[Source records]
▶

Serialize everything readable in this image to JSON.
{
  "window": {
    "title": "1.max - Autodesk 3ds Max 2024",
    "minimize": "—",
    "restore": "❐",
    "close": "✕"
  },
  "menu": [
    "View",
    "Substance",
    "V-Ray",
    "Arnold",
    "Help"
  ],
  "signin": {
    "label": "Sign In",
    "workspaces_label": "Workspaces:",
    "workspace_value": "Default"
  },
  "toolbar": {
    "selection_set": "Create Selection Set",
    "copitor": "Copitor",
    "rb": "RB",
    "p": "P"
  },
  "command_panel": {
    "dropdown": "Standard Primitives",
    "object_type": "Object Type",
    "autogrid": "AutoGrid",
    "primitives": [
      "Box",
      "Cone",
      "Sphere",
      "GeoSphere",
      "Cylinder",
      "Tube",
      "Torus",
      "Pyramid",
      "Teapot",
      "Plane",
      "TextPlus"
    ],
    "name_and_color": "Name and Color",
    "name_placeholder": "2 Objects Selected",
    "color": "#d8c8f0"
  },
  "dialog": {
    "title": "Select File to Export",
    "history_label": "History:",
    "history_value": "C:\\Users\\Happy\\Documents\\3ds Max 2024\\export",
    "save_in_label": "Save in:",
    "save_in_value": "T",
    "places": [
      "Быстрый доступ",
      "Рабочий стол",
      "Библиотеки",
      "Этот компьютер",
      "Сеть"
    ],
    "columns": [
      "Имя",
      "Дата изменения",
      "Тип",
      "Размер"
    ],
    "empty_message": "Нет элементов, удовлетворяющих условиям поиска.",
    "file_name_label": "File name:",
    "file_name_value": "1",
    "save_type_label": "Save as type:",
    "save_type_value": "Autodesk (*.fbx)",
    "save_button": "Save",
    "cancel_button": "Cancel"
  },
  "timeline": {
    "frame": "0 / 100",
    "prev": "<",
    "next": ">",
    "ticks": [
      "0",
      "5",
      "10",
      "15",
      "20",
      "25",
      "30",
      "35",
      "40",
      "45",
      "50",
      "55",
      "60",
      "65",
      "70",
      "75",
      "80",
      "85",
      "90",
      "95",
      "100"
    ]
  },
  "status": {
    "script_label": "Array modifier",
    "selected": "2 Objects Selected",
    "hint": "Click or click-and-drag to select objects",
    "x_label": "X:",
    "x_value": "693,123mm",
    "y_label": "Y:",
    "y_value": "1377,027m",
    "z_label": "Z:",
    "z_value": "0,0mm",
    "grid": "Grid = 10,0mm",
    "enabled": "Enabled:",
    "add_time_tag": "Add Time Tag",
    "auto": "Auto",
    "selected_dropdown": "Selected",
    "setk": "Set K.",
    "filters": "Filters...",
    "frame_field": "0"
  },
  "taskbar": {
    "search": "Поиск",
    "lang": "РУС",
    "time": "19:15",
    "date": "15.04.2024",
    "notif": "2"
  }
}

◀

» **Problem statement**
Copy out every line of the listing that contains the string "Selected".

» **Worked solution**
    "name_placeholder": "2 Objects Selected",
    "selected": "2 Objects Selected",
    "selected_dropdown": "Selected",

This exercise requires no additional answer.